The request
For each line of the data below that holds "kind", copy the line.

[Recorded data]
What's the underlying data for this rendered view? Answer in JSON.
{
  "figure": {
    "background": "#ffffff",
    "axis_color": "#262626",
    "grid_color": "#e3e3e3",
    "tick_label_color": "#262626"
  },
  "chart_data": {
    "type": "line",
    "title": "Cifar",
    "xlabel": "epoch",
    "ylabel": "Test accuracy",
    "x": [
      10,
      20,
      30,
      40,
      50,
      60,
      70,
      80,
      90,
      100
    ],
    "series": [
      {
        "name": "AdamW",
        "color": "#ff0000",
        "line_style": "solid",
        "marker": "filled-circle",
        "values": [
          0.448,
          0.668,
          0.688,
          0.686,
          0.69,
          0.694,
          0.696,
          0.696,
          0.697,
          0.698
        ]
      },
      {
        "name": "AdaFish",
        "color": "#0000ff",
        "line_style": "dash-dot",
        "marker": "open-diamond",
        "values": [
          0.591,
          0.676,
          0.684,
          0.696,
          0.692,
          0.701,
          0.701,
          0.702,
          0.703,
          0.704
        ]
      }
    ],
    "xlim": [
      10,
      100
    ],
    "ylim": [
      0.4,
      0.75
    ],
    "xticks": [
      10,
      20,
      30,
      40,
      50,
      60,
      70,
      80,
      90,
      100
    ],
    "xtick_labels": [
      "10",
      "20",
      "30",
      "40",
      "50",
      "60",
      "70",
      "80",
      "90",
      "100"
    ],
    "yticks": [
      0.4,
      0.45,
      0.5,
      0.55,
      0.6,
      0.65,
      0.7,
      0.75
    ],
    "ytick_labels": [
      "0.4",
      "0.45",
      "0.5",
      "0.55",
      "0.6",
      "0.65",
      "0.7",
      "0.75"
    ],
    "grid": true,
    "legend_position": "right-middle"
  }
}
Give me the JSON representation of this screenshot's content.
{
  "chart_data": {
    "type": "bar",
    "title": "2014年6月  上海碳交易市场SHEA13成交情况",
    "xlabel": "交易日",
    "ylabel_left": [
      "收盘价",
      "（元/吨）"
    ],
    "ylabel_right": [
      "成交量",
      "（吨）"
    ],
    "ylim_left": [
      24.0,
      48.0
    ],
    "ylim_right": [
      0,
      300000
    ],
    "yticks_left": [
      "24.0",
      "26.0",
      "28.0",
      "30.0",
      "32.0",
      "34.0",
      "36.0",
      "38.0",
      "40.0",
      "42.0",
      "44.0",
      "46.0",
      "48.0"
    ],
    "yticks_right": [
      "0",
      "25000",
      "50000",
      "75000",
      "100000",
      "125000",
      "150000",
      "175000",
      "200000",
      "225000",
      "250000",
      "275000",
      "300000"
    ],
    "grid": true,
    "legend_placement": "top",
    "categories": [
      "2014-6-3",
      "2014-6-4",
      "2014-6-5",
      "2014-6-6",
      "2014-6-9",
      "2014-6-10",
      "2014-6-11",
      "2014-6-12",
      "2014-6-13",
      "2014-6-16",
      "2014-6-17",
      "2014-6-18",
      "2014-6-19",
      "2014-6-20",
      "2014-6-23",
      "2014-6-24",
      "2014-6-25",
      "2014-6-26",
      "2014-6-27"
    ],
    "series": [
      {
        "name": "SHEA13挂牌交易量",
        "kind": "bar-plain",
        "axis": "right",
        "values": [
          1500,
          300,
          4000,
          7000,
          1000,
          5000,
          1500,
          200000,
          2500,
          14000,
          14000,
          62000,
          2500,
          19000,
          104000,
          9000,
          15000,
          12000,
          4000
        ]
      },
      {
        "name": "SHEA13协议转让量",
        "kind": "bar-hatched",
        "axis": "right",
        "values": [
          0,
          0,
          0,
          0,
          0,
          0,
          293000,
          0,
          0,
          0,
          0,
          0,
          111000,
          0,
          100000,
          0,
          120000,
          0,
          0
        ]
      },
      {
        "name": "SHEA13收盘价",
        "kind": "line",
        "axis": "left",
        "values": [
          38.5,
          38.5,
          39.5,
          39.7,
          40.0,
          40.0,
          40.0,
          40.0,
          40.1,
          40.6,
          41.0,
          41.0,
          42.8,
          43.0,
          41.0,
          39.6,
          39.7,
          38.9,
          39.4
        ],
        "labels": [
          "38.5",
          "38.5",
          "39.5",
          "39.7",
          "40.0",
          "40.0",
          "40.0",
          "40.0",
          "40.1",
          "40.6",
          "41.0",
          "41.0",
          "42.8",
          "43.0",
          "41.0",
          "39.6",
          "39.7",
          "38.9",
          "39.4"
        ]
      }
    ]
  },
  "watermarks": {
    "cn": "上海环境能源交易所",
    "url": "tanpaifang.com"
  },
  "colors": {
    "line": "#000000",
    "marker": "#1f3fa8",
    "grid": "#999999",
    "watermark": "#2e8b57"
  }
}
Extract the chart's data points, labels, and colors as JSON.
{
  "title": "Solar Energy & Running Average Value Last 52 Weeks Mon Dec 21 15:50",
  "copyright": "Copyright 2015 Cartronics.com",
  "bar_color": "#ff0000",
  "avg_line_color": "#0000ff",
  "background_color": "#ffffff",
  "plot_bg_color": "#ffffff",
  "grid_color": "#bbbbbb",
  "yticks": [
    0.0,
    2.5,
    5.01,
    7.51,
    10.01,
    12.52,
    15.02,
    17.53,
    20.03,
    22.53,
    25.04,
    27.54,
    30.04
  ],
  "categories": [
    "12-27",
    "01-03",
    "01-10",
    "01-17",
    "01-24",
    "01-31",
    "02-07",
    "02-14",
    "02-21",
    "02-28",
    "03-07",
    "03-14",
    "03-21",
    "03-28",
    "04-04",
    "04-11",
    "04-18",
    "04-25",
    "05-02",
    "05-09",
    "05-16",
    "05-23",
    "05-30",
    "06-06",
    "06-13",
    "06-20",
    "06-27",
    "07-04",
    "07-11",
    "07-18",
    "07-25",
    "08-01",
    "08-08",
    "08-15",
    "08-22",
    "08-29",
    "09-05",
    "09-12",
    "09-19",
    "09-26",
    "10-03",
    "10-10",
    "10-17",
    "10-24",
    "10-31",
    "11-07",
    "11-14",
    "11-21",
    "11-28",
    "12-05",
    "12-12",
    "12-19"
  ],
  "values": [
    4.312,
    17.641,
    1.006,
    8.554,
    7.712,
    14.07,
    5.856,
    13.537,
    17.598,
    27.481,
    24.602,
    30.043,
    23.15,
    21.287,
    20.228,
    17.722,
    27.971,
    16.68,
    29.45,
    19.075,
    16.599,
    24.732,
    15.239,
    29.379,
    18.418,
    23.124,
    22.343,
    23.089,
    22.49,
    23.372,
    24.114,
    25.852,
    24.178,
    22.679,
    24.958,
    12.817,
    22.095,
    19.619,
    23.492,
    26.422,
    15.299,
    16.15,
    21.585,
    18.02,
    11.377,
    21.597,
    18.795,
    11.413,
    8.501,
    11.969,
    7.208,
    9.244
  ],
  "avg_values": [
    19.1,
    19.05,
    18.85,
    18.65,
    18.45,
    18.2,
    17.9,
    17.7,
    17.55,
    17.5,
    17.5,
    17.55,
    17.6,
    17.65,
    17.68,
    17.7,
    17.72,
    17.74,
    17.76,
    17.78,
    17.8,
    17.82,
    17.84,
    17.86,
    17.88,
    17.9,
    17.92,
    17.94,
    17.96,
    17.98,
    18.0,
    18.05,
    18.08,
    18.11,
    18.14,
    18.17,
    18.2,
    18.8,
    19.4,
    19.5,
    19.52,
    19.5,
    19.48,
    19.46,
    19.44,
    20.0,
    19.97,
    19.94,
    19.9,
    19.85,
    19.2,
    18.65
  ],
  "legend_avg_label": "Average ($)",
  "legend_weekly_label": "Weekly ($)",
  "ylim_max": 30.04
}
--
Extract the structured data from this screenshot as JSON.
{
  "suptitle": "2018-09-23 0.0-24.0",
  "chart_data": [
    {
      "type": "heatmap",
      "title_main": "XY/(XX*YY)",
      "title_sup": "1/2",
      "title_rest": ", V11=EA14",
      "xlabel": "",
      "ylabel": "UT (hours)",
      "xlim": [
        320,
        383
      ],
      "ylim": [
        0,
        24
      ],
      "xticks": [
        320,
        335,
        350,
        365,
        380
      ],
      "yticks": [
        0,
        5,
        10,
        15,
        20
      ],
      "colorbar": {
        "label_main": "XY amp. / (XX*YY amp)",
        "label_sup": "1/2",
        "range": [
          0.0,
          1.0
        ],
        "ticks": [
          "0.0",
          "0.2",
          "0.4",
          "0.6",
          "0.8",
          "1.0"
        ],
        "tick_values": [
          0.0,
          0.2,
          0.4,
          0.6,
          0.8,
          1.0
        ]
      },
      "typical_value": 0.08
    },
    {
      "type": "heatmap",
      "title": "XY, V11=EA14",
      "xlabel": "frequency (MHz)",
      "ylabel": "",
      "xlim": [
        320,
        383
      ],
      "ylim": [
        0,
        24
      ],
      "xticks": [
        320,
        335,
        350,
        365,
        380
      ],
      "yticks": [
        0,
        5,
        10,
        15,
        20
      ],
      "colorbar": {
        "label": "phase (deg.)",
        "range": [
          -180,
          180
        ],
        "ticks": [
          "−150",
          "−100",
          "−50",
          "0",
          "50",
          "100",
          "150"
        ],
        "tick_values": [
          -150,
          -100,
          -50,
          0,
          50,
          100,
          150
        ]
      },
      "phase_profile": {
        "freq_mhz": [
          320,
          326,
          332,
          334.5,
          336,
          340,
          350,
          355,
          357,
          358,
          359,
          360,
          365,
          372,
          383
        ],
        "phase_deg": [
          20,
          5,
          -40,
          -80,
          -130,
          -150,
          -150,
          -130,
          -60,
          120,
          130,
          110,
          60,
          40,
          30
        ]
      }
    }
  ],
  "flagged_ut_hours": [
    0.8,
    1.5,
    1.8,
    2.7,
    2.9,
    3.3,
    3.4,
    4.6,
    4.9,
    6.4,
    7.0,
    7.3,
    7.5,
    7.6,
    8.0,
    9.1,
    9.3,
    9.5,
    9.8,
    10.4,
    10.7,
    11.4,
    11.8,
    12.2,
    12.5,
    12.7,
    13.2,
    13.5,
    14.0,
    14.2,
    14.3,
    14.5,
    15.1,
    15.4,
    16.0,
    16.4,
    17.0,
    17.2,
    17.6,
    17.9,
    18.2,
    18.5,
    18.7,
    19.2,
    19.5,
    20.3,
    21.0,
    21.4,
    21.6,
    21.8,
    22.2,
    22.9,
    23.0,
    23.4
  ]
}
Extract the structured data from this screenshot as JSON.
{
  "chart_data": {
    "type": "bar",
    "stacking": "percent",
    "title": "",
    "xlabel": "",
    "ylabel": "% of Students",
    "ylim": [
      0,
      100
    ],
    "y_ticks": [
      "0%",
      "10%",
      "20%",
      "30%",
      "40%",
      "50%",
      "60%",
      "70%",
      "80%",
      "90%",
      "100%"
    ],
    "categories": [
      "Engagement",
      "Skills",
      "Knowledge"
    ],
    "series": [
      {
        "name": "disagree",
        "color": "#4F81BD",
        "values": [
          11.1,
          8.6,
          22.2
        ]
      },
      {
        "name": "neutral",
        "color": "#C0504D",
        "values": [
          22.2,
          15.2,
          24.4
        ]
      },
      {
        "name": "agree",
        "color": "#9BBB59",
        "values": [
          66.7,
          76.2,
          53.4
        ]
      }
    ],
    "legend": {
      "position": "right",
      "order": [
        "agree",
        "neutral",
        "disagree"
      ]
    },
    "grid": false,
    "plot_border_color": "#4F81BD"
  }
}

Task response
        "kind": "bar-plain",
        "kind": "bar-hatched",
        "kind": "line",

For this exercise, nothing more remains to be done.